** Task **
Set all the material down again unchanged, without the pictures.

** Data supplied **
□ □ □ □
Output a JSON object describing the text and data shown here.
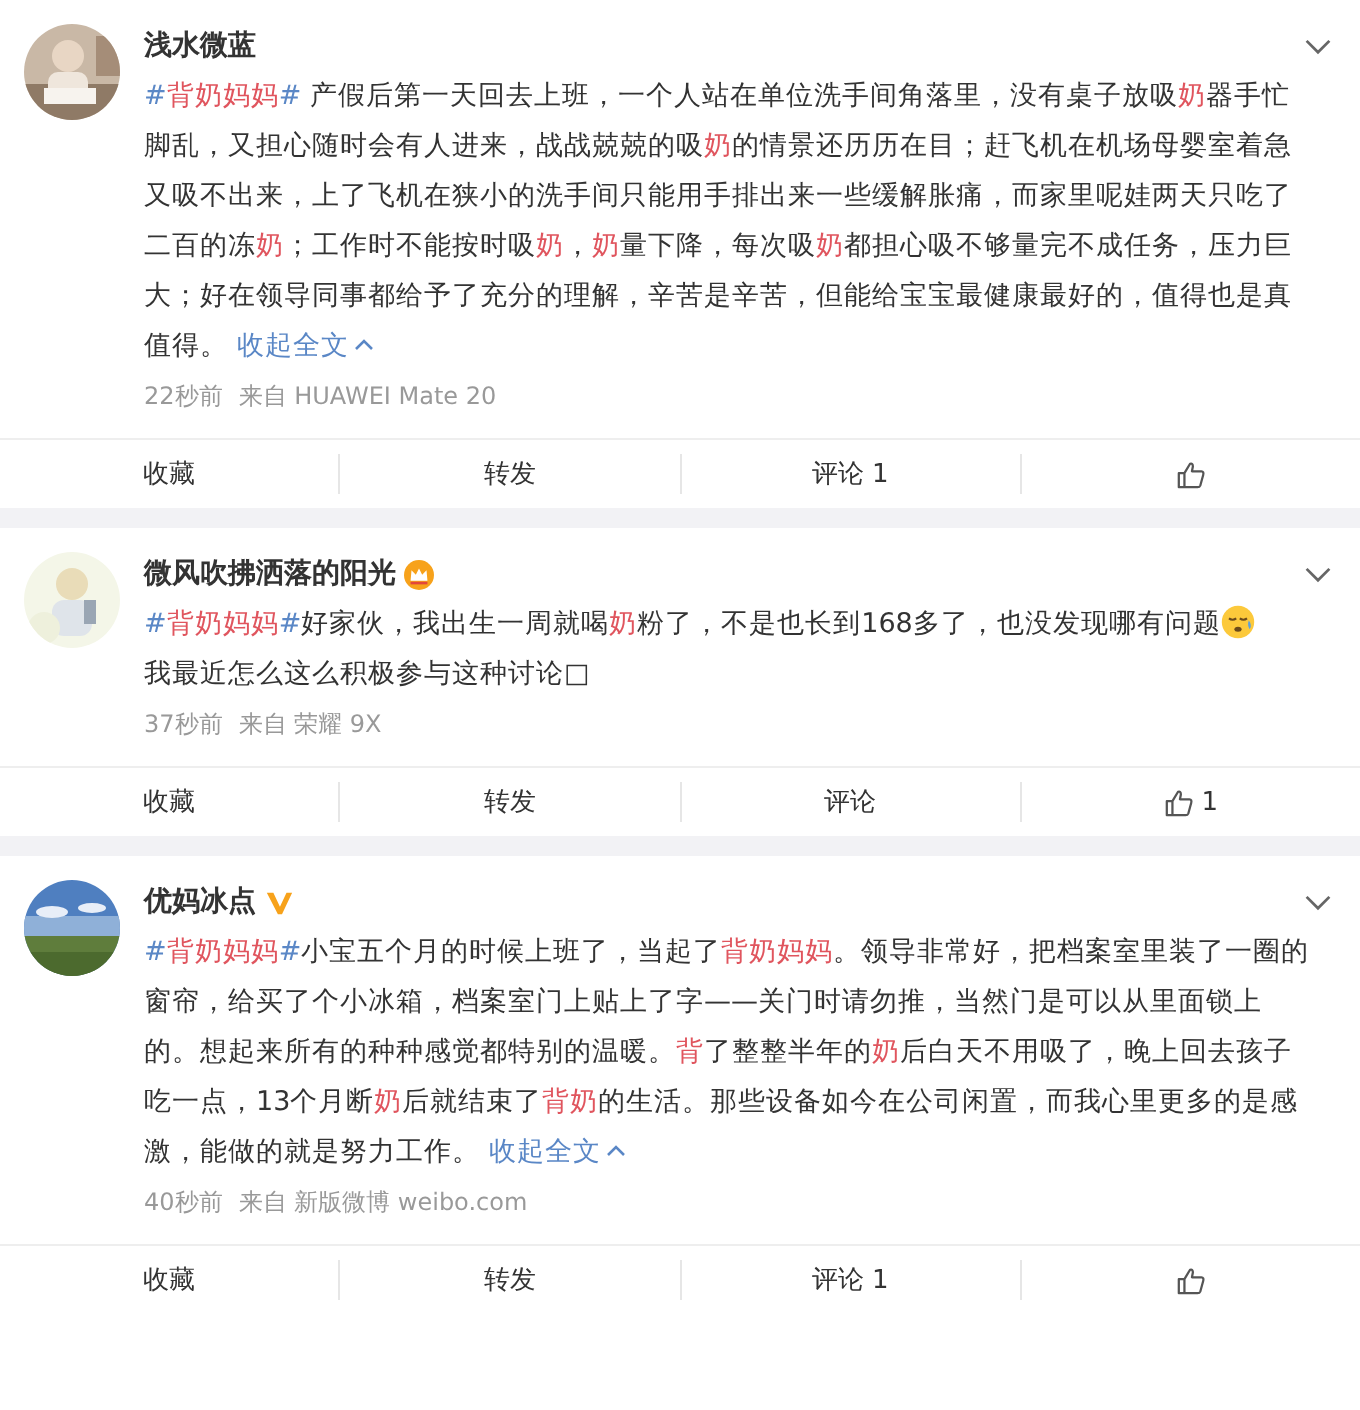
{
  "posts": [
    {
      "avatar": {
        "kind": "picture"
      },
      "name": "浅水微蓝",
      "paragraphs": [
        [
          {
            "kind": "tag",
            "t": "#"
          },
          {
            "kind": "hl",
            "t": "背奶妈妈"
          },
          {
            "kind": "tag",
            "t": "#"
          },
          {
            "kind": "plain",
            "t": " 产假后第一天回去上班，一个人站在单位洗手间角落里，没有桌子放吸"
          },
          {
            "kind": "hl",
            "t": "奶"
          },
          {
            "kind": "plain",
            "t": "器手忙脚乱，又担心随时会有人进来，战战兢兢的吸"
          },
          {
            "kind": "hl",
            "t": "奶"
          },
          {
            "kind": "plain",
            "t": "的情景还历历在目；赶飞机在机场母婴室着急又吸不出来，上了飞机在狭小的洗手间只能用手排出来一些缓解胀痛，而家里呢娃两天只吃了二百的冻"
          },
          {
            "kind": "hl",
            "t": "奶"
          },
          {
            "kind": "plain",
            "t": "；工作时不能按时吸"
          },
          {
            "kind": "hl",
            "t": "奶"
          },
          {
            "kind": "plain",
            "t": "，"
          },
          {
            "kind": "hl",
            "t": "奶"
          },
          {
            "kind": "plain",
            "t": "量下降，每次吸"
          },
          {
            "kind": "hl",
            "t": "奶"
          },
          {
            "kind": "plain",
            "t": "都担心吸不够量完不成任务，压力巨大；好在领导同事都给予了充分的理解，辛苦是辛苦，但能给宝宝最健康最好的，值得也是真值得。 "
          },
          {
            "kind": "link",
            "t": "收起全文"
          }
        ]
      ],
      "time": "22秒前",
      "source": "来自 HUAWEI Mate 20",
      "actions": [
        {
          "kind": "text",
          "label": "收藏"
        },
        {
          "kind": "text",
          "label": "转发"
        },
        {
          "kind": "text",
          "label": "评论 1"
        },
        {
          "kind": "like"
        }
      ]
    },
    {
      "avatar": {
        "kind": "picture"
      },
      "name": "微风吹拂洒落的阳光",
      "badge": {
        "kind": "crown"
      },
      "paragraphs": [
        [
          {
            "kind": "tag",
            "t": "#"
          },
          {
            "kind": "hl",
            "t": "背奶妈妈"
          },
          {
            "kind": "tag",
            "t": "#"
          },
          {
            "kind": "plain",
            "t": "好家伙，我出生一周就喝"
          },
          {
            "kind": "hl",
            "t": "奶"
          },
          {
            "kind": "plain",
            "t": "粉了，不是也长到168多了，也没发现哪有问题"
          },
          {
            "kind": "emoji"
          }
        ],
        [
          {
            "kind": "plain",
            "t": "我最近怎么这么积极参与这种讨论□"
          }
        ]
      ],
      "time": "37秒前",
      "source": "来自 荣耀 9X",
      "actions": [
        {
          "kind": "text",
          "label": "收藏"
        },
        {
          "kind": "text",
          "label": "转发"
        },
        {
          "kind": "text",
          "label": "评论"
        },
        {
          "kind": "like",
          "count": "1"
        }
      ]
    },
    {
      "avatar": {
        "kind": "picture"
      },
      "name": "优妈冰点",
      "badge": {
        "kind": "verified"
      },
      "paragraphs": [
        [
          {
            "kind": "tag",
            "t": "#"
          },
          {
            "kind": "hl",
            "t": "背奶妈妈"
          },
          {
            "kind": "tag",
            "t": "#"
          },
          {
            "kind": "plain",
            "t": "小宝五个月的时候上班了，当起了"
          },
          {
            "kind": "hl",
            "t": "背奶妈妈"
          },
          {
            "kind": "plain",
            "t": "。领导非常好，把档案室里装了一圈的窗帘，给买了个小冰箱，档案室门上贴上了字——关门时请勿推，当然门是可以从里面锁上的。想起来所有的种种感觉都特别的温暖。"
          },
          {
            "kind": "hl",
            "t": "背"
          },
          {
            "kind": "plain",
            "t": "了整整半年的"
          },
          {
            "kind": "hl",
            "t": "奶"
          },
          {
            "kind": "plain",
            "t": "后白天不用吸了，晚上回去孩子吃一点，13个月断"
          },
          {
            "kind": "hl",
            "t": "奶"
          },
          {
            "kind": "plain",
            "t": "后就结束了"
          },
          {
            "kind": "hl",
            "t": "背奶"
          },
          {
            "kind": "plain",
            "t": "的生活。那些设备如今在公司闲置，而我心里更多的是感激，能做的就是努力工作。 "
          },
          {
            "kind": "link",
            "t": "收起全文"
          }
        ]
      ],
      "time": "40秒前",
      "source": "来自 新版微博 weibo.com",
      "actions": [
        {
          "kind": "text",
          "label": "收藏"
        },
        {
          "kind": "text",
          "label": "转发"
        },
        {
          "kind": "text",
          "label": "评论 1"
        },
        {
          "kind": "like"
        }
      ]
    }
  ]
}
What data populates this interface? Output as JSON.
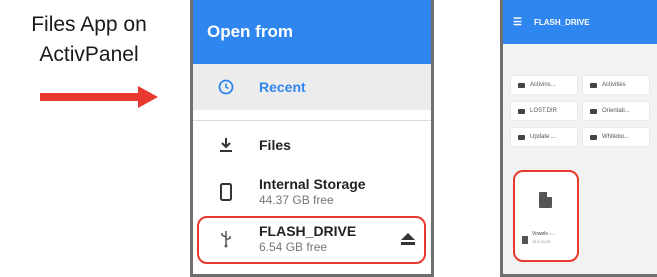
{
  "caption": {
    "line1": "Files App on",
    "line2": "ActivPanel"
  },
  "colors": {
    "accent": "#2f86ef",
    "highlight": "#e8392e",
    "arrow": "#e8392e"
  },
  "left_panel": {
    "title": "Open from",
    "recent": {
      "icon": "clock-icon",
      "label": "Recent"
    },
    "files": {
      "icon": "download-icon",
      "label": "Files"
    },
    "internal": {
      "icon": "phone-icon",
      "label": "Internal Storage",
      "free": "44.37 GB free"
    },
    "flash": {
      "icon": "usb-icon",
      "label": "FLASH_DRIVE",
      "free": "6.54 GB free",
      "eject_icon": "eject-icon"
    }
  },
  "right_panel": {
    "menu_icon": "menu-icon",
    "title": "FLASH_DRIVE",
    "folders": [
      "Activins...",
      "Activities",
      "LOST.DIR",
      "Orientati...",
      "Update ...",
      "Whitebo..."
    ],
    "file": {
      "icon": "document-icon",
      "name": "Vowels -...",
      "date": "13 8 11:20"
    }
  }
}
□ □ □ □
** Answer to this task **
Output a JSON object describing the text and data shown here.
{
  "posts": [
    {
      "avatar": {
        "kind": "picture"
      },
      "name": "浅水微蓝",
      "paragraphs": [
        [
          {
            "kind": "tag",
            "t": "#"
          },
          {
            "kind": "hl",
            "t": "背奶妈妈"
          },
          {
            "kind": "tag",
            "t": "#"
          },
          {
            "kind": "plain",
            "t": " 产假后第一天回去上班，一个人站在单位洗手间角落里，没有桌子放吸"
          },
          {
            "kind": "hl",
            "t": "奶"
          },
          {
            "kind": "plain",
            "t": "器手忙脚乱，又担心随时会有人进来，战战兢兢的吸"
          },
          {
            "kind": "hl",
            "t": "奶"
          },
          {
            "kind": "plain",
            "t": "的情景还历历在目；赶飞机在机场母婴室着急又吸不出来，上了飞机在狭小的洗手间只能用手排出来一些缓解胀痛，而家里呢娃两天只吃了二百的冻"
          },
          {
            "kind": "hl",
            "t": "奶"
          },
          {
            "kind": "plain",
            "t": "；工作时不能按时吸"
          },
          {
            "kind": "hl",
            "t": "奶"
          },
          {
            "kind": "plain",
            "t": "，"
          },
          {
            "kind": "hl",
            "t": "奶"
          },
          {
            "kind": "plain",
            "t": "量下降，每次吸"
          },
          {
            "kind": "hl",
            "t": "奶"
          },
          {
            "kind": "plain",
            "t": "都担心吸不够量完不成任务，压力巨大；好在领导同事都给予了充分的理解，辛苦是辛苦，但能给宝宝最健康最好的，值得也是真值得。 "
          },
          {
            "kind": "link",
            "t": "收起全文"
          }
        ]
      ],
      "time": "22秒前",
      "source": "来自 HUAWEI Mate 20",
      "actions": [
        {
          "kind": "text",
          "label": "收藏"
        },
        {
          "kind": "text",
          "label": "转发"
        },
        {
          "kind": "text",
          "label": "评论 1"
        },
        {
          "kind": "like"
        }
      ]
    },
    {
      "avatar": {
        "kind": "picture"
      },
      "name": "微风吹拂洒落的阳光",
      "badge": {
        "kind": "crown"
      },
      "paragraphs": [
        [
          {
            "kind": "tag",
            "t": "#"
          },
          {
            "kind": "hl",
            "t": "背奶妈妈"
          },
          {
            "kind": "tag",
            "t": "#"
          },
          {
            "kind": "plain",
            "t": "好家伙，我出生一周就喝"
          },
          {
            "kind": "hl",
            "t": "奶"
          },
          {
            "kind": "plain",
            "t": "粉了，不是也长到168多了，也没发现哪有问题"
          },
          {
            "kind": "emoji"
          }
        ],
        [
          {
            "kind": "plain",
            "t": "我最近怎么这么积极参与这种讨论□"
          }
        ]
      ],
      "time": "37秒前",
      "source": "来自 荣耀 9X",
      "actions": [
        {
          "kind": "text",
          "label": "收藏"
        },
        {
          "kind": "text",
          "label": "转发"
        },
        {
          "kind": "text",
          "label": "评论"
        },
        {
          "kind": "like",
          "count": "1"
        }
      ]
    },
    {
      "avatar": {
        "kind": "picture"
      },
      "name": "优妈冰点",
      "badge": {
        "kind": "verified"
      },
      "paragraphs": [
        [
          {
            "kind": "tag",
            "t": "#"
          },
          {
            "kind": "hl",
            "t": "背奶妈妈"
          },
          {
            "kind": "tag",
            "t": "#"
          },
          {
            "kind": "plain",
            "t": "小宝五个月的时候上班了，当起了"
          },
          {
            "kind": "hl",
            "t": "背奶妈妈"
          },
          {
            "kind": "plain",
            "t": "。领导非常好，把档案室里装了一圈的窗帘，给买了个小冰箱，档案室门上贴上了字——关门时请勿推，当然门是可以从里面锁上的。想起来所有的种种感觉都特别的温暖。"
          },
          {
            "kind": "hl",
            "t": "背"
          },
          {
            "kind": "plain",
            "t": "了整整半年的"
          },
          {
            "kind": "hl",
            "t": "奶"
          },
          {
            "kind": "plain",
            "t": "后白天不用吸了，晚上回去孩子吃一点，13个月断"
          },
          {
            "kind": "hl",
            "t": "奶"
          },
          {
            "kind": "plain",
            "t": "后就结束了"
          },
          {
            "kind": "hl",
            "t": "背奶"
          },
          {
            "kind": "plain",
            "t": "的生活。那些设备如今在公司闲置，而我心里更多的是感激，能做的就是努力工作。 "
          },
          {
            "kind": "link",
            "t": "收起全文"
          }
        ]
      ],
      "time": "40秒前",
      "source": "来自 新版微博 weibo.com",
      "actions": [
        {
          "kind": "text",
          "label": "收藏"
        },
        {
          "kind": "text",
          "label": "转发"
        },
        {
          "kind": "text",
          "label": "评论 1"
        },
        {
          "kind": "like"
        }
      ]
    }
  ]
}
What data populates this interface? Output as JSON.
{
  "caption": {
    "line1": "Files App on",
    "line2": "ActivPanel"
  },
  "colors": {
    "accent": "#2f86ef",
    "highlight": "#e8392e",
    "arrow": "#e8392e"
  },
  "left_panel": {
    "title": "Open from",
    "recent": {
      "icon": "clock-icon",
      "label": "Recent"
    },
    "files": {
      "icon": "download-icon",
      "label": "Files"
    },
    "internal": {
      "icon": "phone-icon",
      "label": "Internal Storage",
      "free": "44.37 GB free"
    },
    "flash": {
      "icon": "usb-icon",
      "label": "FLASH_DRIVE",
      "free": "6.54 GB free",
      "eject_icon": "eject-icon"
    }
  },
  "right_panel": {
    "menu_icon": "menu-icon",
    "title": "FLASH_DRIVE",
    "folders": [
      "Activins...",
      "Activities",
      "LOST.DIR",
      "Orientati...",
      "Update ...",
      "Whitebo..."
    ],
    "file": {
      "icon": "document-icon",
      "name": "Vowels -...",
      "date": "13 8 11:20"
    }
  }
}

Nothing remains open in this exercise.